======== Input records

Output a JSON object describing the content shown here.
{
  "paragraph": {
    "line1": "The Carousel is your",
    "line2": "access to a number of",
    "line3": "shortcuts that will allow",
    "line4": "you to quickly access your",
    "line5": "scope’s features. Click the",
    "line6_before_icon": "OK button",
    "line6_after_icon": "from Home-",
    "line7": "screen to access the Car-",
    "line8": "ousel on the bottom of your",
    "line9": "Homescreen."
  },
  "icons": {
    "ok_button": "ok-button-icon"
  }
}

================

## Requirements
State how many lines include the string "access". Give no other information.

## Solution for this task
3